▶ **The request**
Extract every line that contains the string "رواه".

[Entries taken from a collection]

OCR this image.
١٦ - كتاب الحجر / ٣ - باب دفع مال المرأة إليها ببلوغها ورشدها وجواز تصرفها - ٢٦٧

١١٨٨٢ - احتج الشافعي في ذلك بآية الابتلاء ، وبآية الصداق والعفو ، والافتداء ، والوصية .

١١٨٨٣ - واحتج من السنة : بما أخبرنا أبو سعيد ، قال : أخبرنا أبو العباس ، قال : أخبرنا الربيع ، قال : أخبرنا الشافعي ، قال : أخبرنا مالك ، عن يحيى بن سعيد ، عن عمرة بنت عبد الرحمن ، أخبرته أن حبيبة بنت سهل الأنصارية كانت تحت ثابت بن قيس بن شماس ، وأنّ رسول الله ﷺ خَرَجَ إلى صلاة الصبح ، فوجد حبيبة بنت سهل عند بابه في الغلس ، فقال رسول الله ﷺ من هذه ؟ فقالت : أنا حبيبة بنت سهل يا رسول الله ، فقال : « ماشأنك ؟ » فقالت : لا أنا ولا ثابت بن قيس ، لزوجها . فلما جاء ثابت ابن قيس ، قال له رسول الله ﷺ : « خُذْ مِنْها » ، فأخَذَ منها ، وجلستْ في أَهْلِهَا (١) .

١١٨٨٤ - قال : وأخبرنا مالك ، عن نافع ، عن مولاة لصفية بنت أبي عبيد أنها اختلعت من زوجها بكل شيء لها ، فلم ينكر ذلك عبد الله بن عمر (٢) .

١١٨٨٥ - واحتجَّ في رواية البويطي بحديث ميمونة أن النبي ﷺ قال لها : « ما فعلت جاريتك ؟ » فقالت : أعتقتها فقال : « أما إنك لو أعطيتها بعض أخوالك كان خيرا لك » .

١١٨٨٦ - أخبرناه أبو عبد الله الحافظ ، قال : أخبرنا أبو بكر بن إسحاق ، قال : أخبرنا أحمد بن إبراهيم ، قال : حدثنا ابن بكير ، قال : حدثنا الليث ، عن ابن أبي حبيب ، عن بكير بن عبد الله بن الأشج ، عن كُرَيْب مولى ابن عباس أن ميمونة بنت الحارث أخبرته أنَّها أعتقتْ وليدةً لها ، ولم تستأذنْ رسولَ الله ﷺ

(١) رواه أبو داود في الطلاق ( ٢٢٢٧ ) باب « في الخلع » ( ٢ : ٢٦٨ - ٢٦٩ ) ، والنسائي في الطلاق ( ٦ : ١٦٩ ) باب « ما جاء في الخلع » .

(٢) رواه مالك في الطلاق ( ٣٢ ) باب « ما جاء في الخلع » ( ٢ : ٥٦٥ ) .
...
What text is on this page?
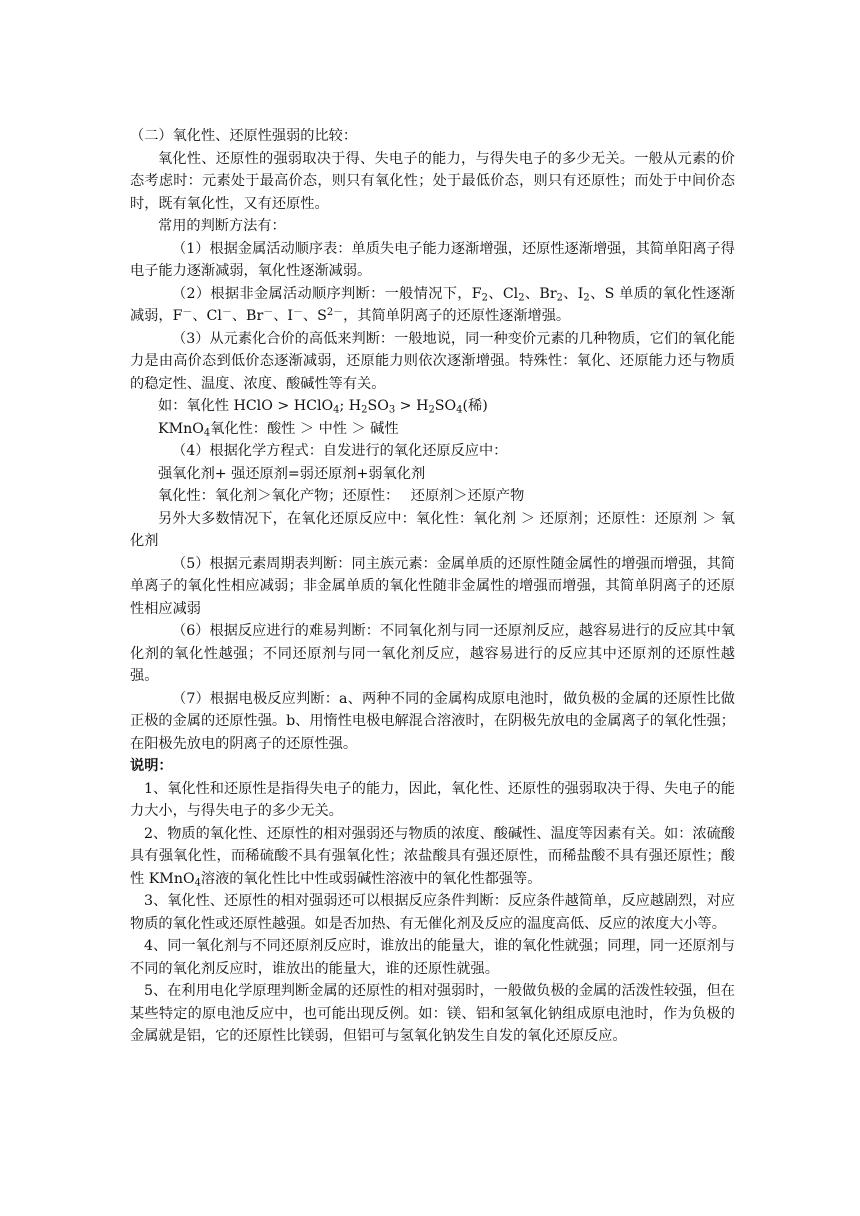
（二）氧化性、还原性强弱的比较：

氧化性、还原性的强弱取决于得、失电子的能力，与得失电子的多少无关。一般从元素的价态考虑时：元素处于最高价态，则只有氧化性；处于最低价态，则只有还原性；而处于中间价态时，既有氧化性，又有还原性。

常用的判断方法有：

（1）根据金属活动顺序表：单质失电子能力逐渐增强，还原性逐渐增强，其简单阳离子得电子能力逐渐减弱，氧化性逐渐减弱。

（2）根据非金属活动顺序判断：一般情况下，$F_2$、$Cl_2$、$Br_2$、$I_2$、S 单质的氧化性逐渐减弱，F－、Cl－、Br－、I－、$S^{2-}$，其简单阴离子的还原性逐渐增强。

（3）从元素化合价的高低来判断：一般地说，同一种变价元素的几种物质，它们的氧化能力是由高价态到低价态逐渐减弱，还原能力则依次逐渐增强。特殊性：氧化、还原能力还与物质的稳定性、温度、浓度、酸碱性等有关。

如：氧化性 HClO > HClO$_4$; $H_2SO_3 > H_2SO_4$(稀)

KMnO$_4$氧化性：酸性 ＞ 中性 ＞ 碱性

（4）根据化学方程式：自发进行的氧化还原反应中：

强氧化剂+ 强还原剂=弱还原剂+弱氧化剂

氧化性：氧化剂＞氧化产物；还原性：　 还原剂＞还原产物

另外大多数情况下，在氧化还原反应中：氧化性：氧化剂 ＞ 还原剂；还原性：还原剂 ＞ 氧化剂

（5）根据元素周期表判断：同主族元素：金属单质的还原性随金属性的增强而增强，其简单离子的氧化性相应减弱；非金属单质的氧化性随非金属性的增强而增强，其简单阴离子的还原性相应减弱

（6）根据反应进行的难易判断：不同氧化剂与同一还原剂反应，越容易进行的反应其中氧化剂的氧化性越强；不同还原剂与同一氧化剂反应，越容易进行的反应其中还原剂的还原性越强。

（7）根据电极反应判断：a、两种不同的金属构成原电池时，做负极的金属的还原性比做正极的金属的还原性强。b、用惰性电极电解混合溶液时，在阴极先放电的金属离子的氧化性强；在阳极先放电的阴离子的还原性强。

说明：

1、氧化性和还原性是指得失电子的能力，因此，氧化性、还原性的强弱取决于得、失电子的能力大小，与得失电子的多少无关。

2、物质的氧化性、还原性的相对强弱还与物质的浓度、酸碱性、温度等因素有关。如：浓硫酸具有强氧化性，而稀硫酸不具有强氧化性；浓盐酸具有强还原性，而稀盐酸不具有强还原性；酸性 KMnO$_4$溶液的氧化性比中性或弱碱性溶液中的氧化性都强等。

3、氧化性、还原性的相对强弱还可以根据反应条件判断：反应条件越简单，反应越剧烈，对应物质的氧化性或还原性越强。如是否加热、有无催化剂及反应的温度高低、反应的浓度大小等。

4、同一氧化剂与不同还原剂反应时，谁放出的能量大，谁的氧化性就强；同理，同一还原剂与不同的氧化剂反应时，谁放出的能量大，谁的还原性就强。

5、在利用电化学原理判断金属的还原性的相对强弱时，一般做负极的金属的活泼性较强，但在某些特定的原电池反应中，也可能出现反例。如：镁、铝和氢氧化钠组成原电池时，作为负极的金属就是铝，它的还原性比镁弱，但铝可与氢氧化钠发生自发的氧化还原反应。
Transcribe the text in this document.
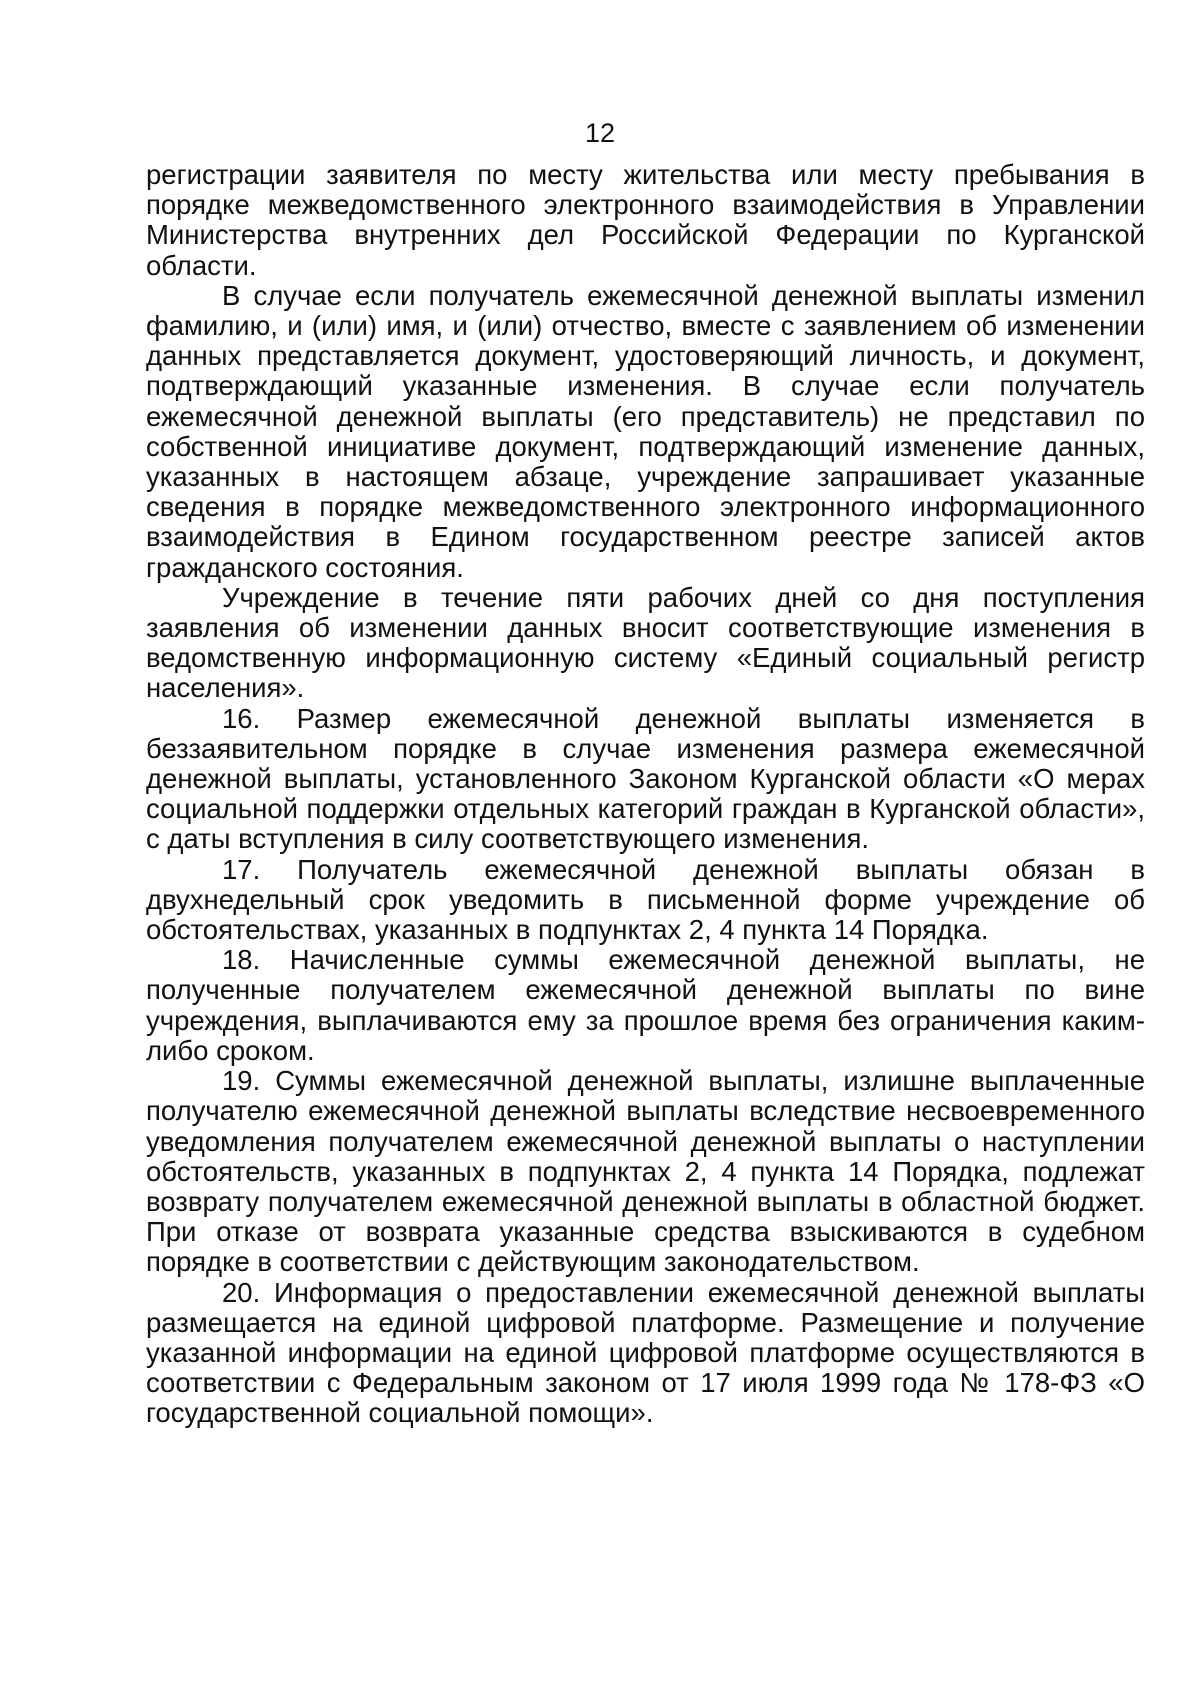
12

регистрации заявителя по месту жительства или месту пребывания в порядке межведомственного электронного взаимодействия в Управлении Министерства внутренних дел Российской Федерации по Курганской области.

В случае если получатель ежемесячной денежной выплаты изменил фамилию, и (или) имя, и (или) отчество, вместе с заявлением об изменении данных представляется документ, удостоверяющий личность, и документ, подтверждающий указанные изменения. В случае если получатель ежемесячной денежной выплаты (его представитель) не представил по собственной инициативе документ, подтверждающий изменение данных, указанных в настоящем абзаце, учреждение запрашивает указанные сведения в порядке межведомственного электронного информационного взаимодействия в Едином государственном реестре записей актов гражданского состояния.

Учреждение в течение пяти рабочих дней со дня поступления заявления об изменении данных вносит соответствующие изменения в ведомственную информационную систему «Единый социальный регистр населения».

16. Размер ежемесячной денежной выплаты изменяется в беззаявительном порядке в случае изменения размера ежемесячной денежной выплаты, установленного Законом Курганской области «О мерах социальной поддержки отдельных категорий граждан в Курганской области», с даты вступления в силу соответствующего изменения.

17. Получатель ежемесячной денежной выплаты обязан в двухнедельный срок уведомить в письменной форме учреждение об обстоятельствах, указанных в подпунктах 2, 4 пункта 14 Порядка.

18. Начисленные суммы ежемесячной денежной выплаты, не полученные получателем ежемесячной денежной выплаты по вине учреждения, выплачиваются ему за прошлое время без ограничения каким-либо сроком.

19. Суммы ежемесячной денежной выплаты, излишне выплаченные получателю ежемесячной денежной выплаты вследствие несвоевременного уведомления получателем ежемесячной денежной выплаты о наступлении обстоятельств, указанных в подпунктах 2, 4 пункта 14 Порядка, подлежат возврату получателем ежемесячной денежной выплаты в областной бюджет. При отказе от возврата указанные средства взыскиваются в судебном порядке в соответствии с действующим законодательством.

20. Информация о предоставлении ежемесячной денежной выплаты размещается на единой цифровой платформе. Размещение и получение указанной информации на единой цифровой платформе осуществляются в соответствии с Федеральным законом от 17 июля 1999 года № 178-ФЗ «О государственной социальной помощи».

▶ **Written answer**
(١) رواه أبو داود في الطلاق ( ٢٢٢٧ ) باب « في الخلع » ( ٢ : ٢٦٨ - ٢٦٩ ) ، والنسائي في الطلاق ( ٦ : ١٦٩ ) باب « ما جاء في الخلع » .
(٢) رواه مالك في الطلاق ( ٣٢ ) باب « ما جاء في الخلع » ( ٢ : ٥٦٥ ) .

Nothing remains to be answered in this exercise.